STATED PROBLEM:
Each line below should be retyped exactly, with no pictures.

PROVIDED RECORDS:
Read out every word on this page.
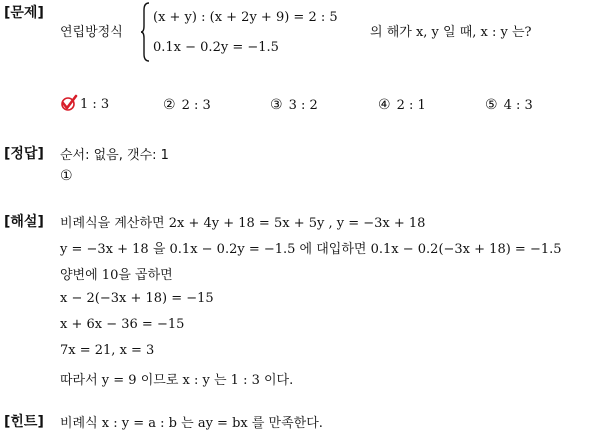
[문제]
연립방정식
(x + y) : (x + 2y + 9) = 2 : 5
0.1x − 0.2y = −1.5
의 해가 x, y 일 때, x : y 는?
1 : 3	② 2 : 3	③ 3 : 2	④ 2 : 1	⑤ 4 : 3
[정답] 순서: 없음, 갯수: 1
①
[해설] 비례식을 계산하면 2x + 4y + 18 = 5x + 5y , y = −3x + 18
y = −3x + 18 을 0.1x − 0.2y = −1.5 에 대입하면 0.1x − 0.2(−3x + 18) = −1.5
양변에 10을 곱하면
x − 2(−3x + 18) = −15
x + 6x − 36 = −15
7x = 21, x = 3
따라서 y = 9 이므로 x : y 는 1 : 3 이다.
[힌트] 비례식 x : y = a : b 는 ay = bx 를 만족한다.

RIGHT ANSWER:
Read out every word on this page.
[문제]
연립방정식
(x + y) : (x + 2y + 9) = 2 : 5
0.1x − 0.2y = −1.5
의 해가 x, y 일 때, x : y 는?
1 : 3	② 2 : 3	③ 3 : 2	④ 2 : 1	⑤ 4 : 3
[정답] 순서: 없음, 갯수: 1
①
[해설] 비례식을 계산하면 2x + 4y + 18 = 5x + 5y , y = −3x + 18
y = −3x + 18 을 0.1x − 0.2y = −1.5 에 대입하면 0.1x − 0.2(−3x + 18) = −1.5
양변에 10을 곱하면
x − 2(−3x + 18) = −15
x + 6x − 36 = −15
7x = 21, x = 3
따라서 y = 9 이므로 x : y 는 1 : 3 이다.
[힌트] 비례식 x : y = a : b 는 ay = bx 를 만족한다.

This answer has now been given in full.